* _Recorded information_
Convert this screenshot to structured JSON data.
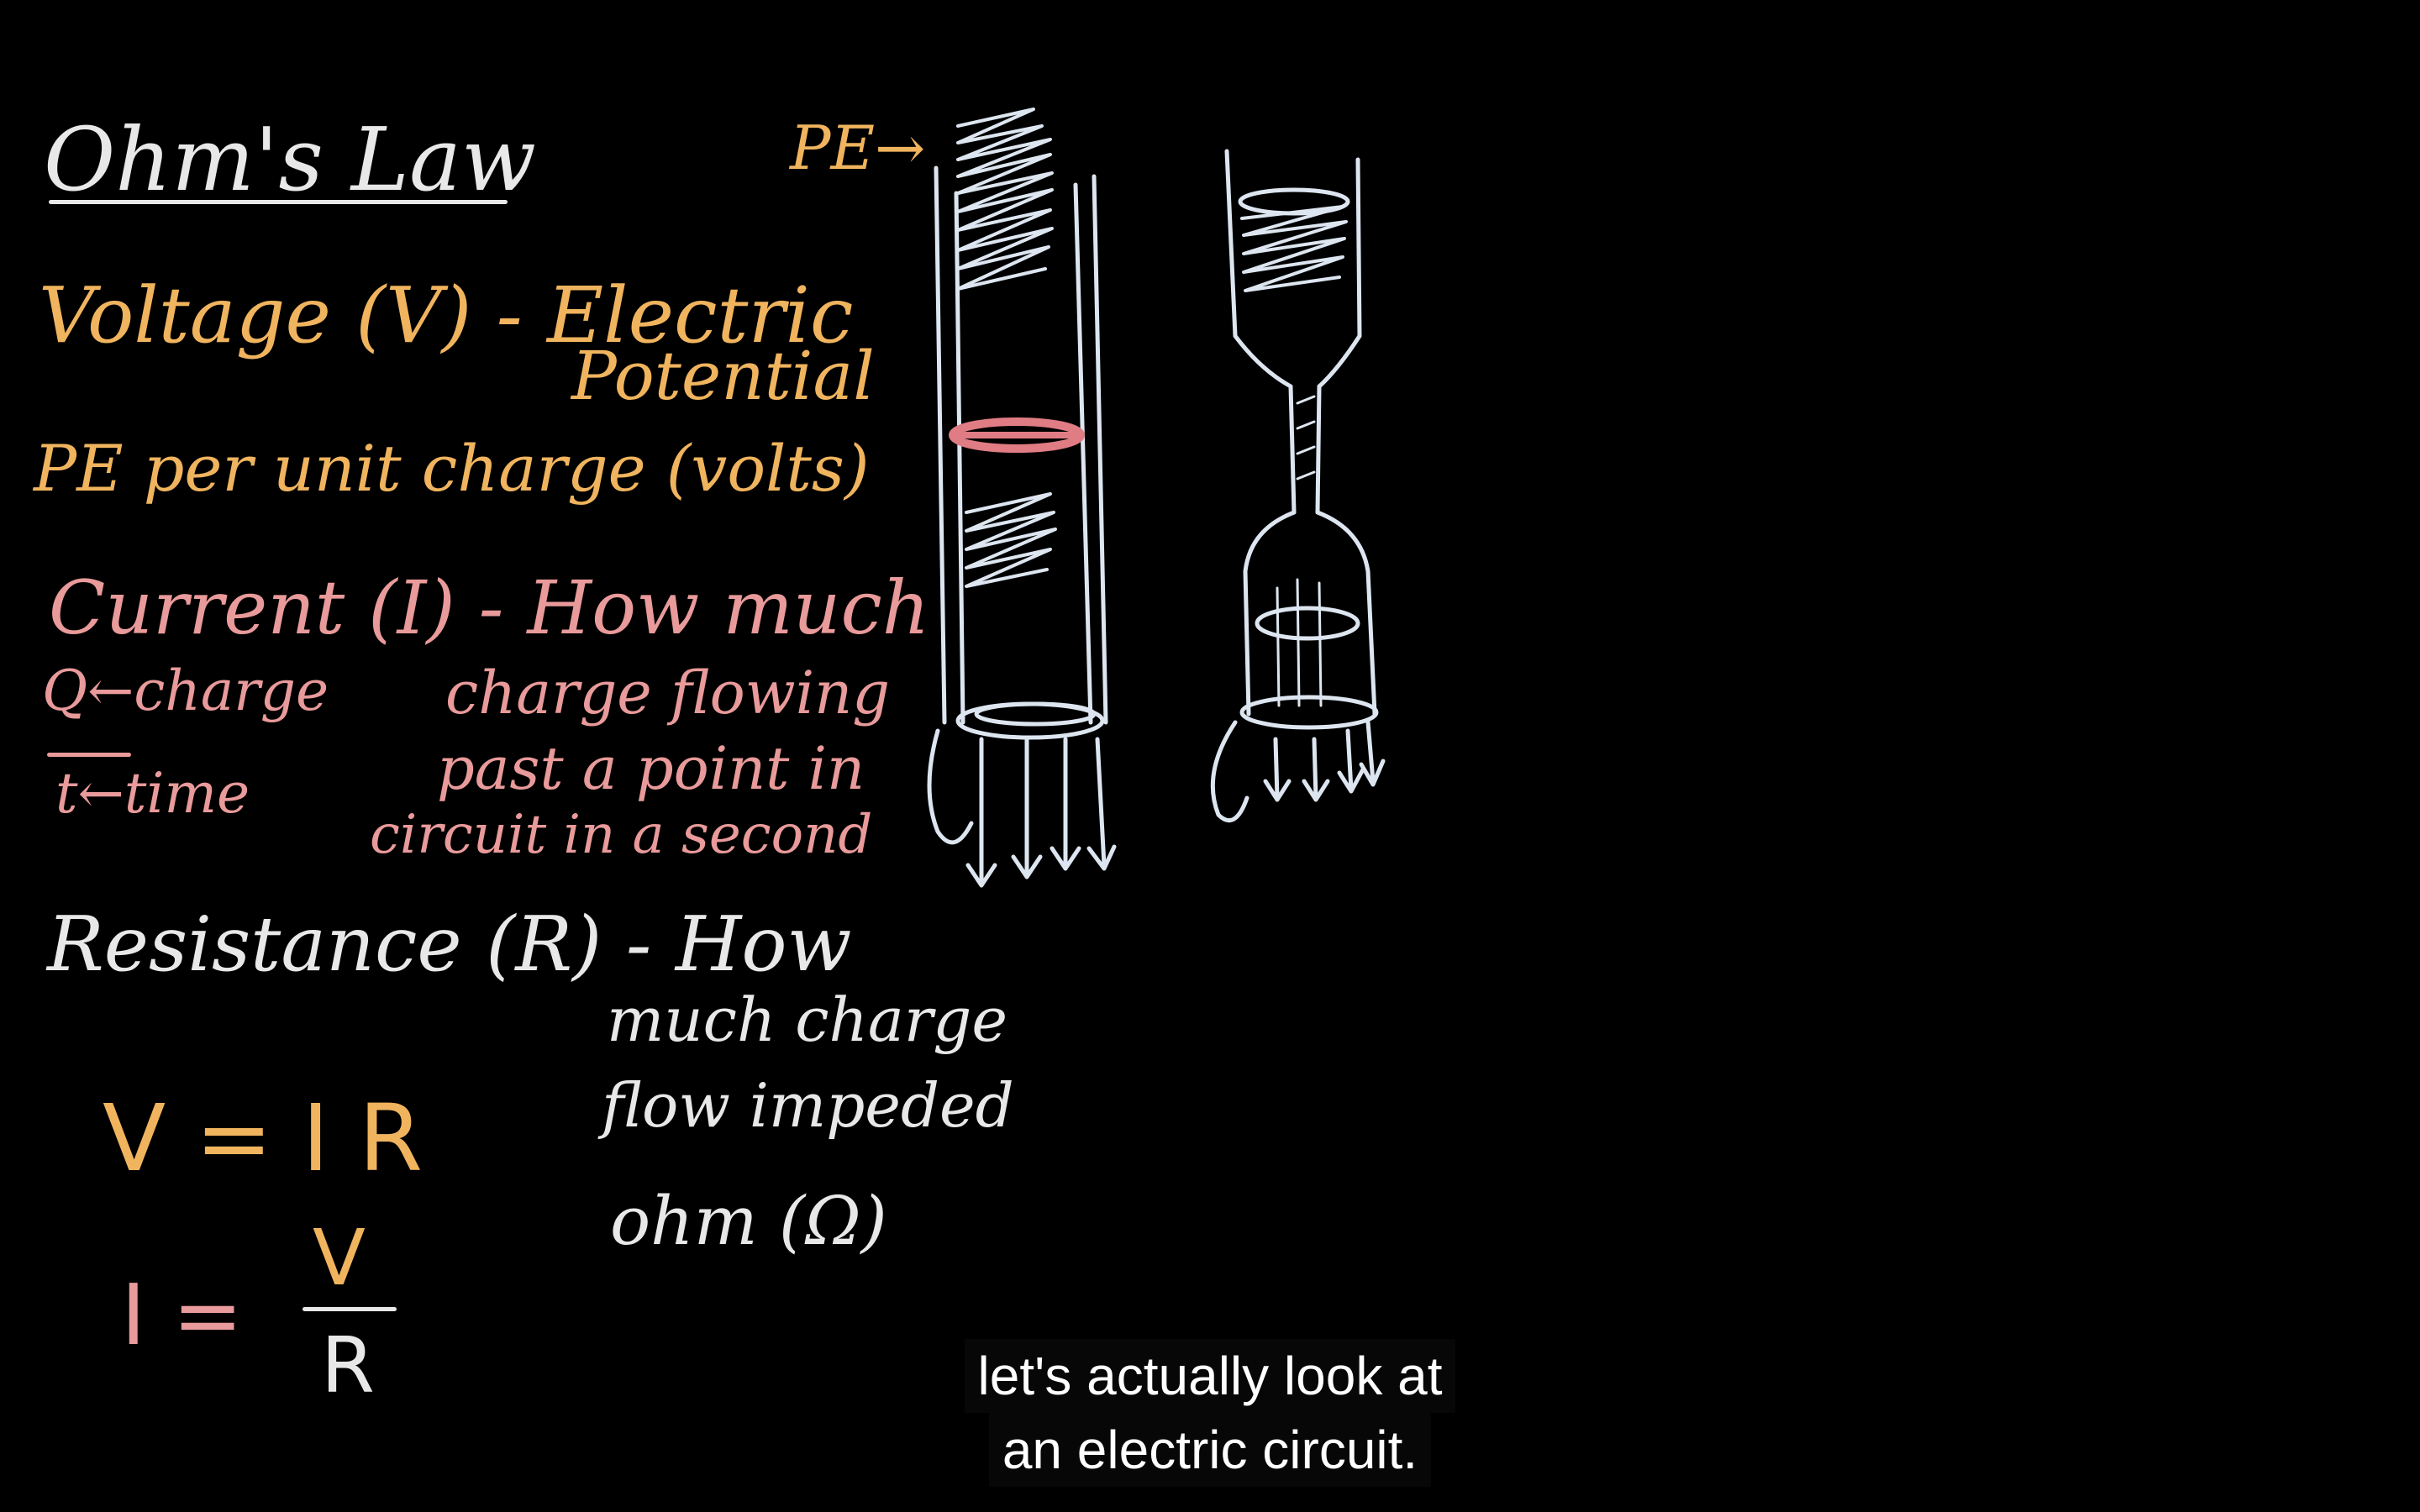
{
  "title": "Ohm's Law",
  "voltage": {
    "heading": "Voltage (V) - Electric",
    "continuation": "Potential",
    "definition": "PE per unit charge (volts)"
  },
  "current": {
    "heading": "Current (I) - How much",
    "line2": "charge flowing",
    "line3": "past a point in",
    "line4": "circuit in a second",
    "q_note": "Q←charge",
    "t_note": "t←time"
  },
  "resistance": {
    "heading": "Resistance (R) - How",
    "line2": "much charge",
    "line3": "flow impeded",
    "unit": "ohm (Ω)"
  },
  "formulas": {
    "ohm_law": "V = I R",
    "current_lhs": "I =",
    "current_num": "V",
    "current_den": "R"
  },
  "diagram": {
    "pe_label": "PE→"
  },
  "subtitles": {
    "line1": "let's actually look at",
    "line2": "an electric circuit."
  },
  "colors": {
    "white_chalk": "#e8e8e8",
    "yellow_chalk": "#f0b45e",
    "pink_chalk": "#e99a9a",
    "highlight": "#e07c84"
  }
}
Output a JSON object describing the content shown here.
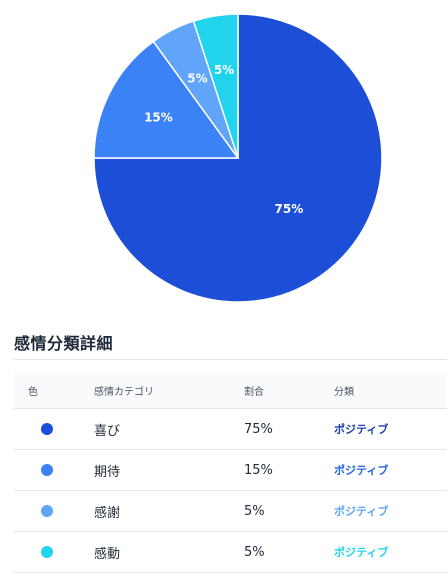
{
  "chart_data": {
    "type": "pie",
    "categories": [
      "喜び",
      "期待",
      "感謝",
      "感動"
    ],
    "values": [
      75,
      15,
      5,
      5
    ],
    "slice_labels": [
      "75%",
      "15%",
      "5%",
      "5%"
    ],
    "colors": [
      "#1d4ed8",
      "#3b82f6",
      "#60a5fa",
      "#22d3ee"
    ],
    "start": "top",
    "direction": "clockwise",
    "title": "",
    "legend": "none"
  },
  "details": {
    "title": "感情分類詳細",
    "headers": {
      "color": "色",
      "category": "感情カテゴリ",
      "ratio": "割合",
      "classification": "分類"
    },
    "rows": [
      {
        "color": "#1d4ed8",
        "category": "喜び",
        "ratio": "75%",
        "classification": "ポジティブ",
        "class_color": "#1e40af"
      },
      {
        "color": "#3b82f6",
        "category": "期待",
        "ratio": "15%",
        "classification": "ポジティブ",
        "class_color": "#2563eb"
      },
      {
        "color": "#60a5fa",
        "category": "感謝",
        "ratio": "5%",
        "classification": "ポジティブ",
        "class_color": "#60a5fa"
      },
      {
        "color": "#22d3ee",
        "category": "感動",
        "ratio": "5%",
        "classification": "ポジティブ",
        "class_color": "#22d3ee"
      }
    ]
  }
}
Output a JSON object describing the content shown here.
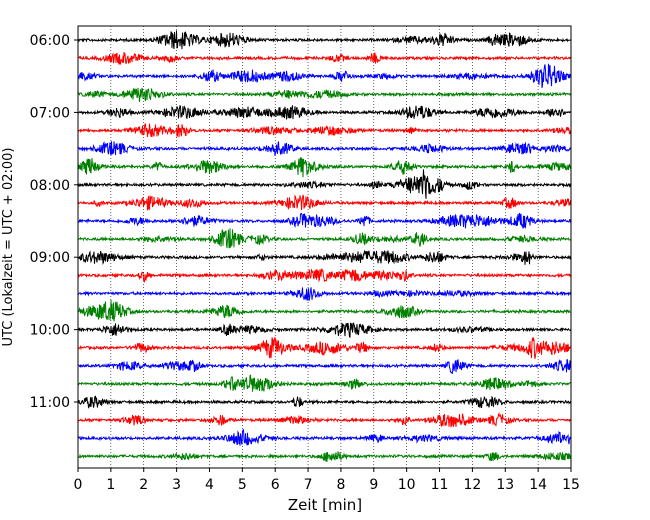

* _The task_
Return every line of the records exactly as given, pictures excluded.

* _Result of the exercise_
Convert this screenshot to structured JSON data.
{
  "title": "Ohm's Law",
  "voltage": {
    "heading": "Voltage (V) - Electric",
    "continuation": "Potential",
    "definition": "PE per unit charge (volts)"
  },
  "current": {
    "heading": "Current (I) - How much",
    "line2": "charge flowing",
    "line3": "past a point in",
    "line4": "circuit in a second",
    "q_note": "Q←charge",
    "t_note": "t←time"
  },
  "resistance": {
    "heading": "Resistance (R) - How",
    "line2": "much charge",
    "line3": "flow impeded",
    "unit": "ohm (Ω)"
  },
  "formulas": {
    "ohm_law": "V = I R",
    "current_lhs": "I =",
    "current_num": "V",
    "current_den": "R"
  },
  "diagram": {
    "pe_label": "PE→"
  },
  "subtitles": {
    "line1": "let's actually look at",
    "line2": "an electric circuit."
  },
  "colors": {
    "white_chalk": "#e8e8e8",
    "yellow_chalk": "#f0b45e",
    "pink_chalk": "#e99a9a",
    "highlight": "#e07c84"
  }
}
Output a JSON object describing the content shown here.
{
  "chart_data": {
    "type": "pie",
    "categories": [
      "喜び",
      "期待",
      "感謝",
      "感動"
    ],
    "values": [
      75,
      15,
      5,
      5
    ],
    "slice_labels": [
      "75%",
      "15%",
      "5%",
      "5%"
    ],
    "colors": [
      "#1d4ed8",
      "#3b82f6",
      "#60a5fa",
      "#22d3ee"
    ],
    "start": "top",
    "direction": "clockwise",
    "title": "",
    "legend": "none"
  },
  "details": {
    "title": "感情分類詳細",
    "headers": {
      "color": "色",
      "category": "感情カテゴリ",
      "ratio": "割合",
      "classification": "分類"
    },
    "rows": [
      {
        "color": "#1d4ed8",
        "category": "喜び",
        "ratio": "75%",
        "classification": "ポジティブ",
        "class_color": "#1e40af"
      },
      {
        "color": "#3b82f6",
        "category": "期待",
        "ratio": "15%",
        "classification": "ポジティブ",
        "class_color": "#2563eb"
      },
      {
        "color": "#60a5fa",
        "category": "感謝",
        "ratio": "5%",
        "classification": "ポジティブ",
        "class_color": "#60a5fa"
      },
      {
        "color": "#22d3ee",
        "category": "感動",
        "ratio": "5%",
        "classification": "ポジティブ",
        "class_color": "#22d3ee"
      }
    ]
  }
}
Output a JSON object describing the content shown here.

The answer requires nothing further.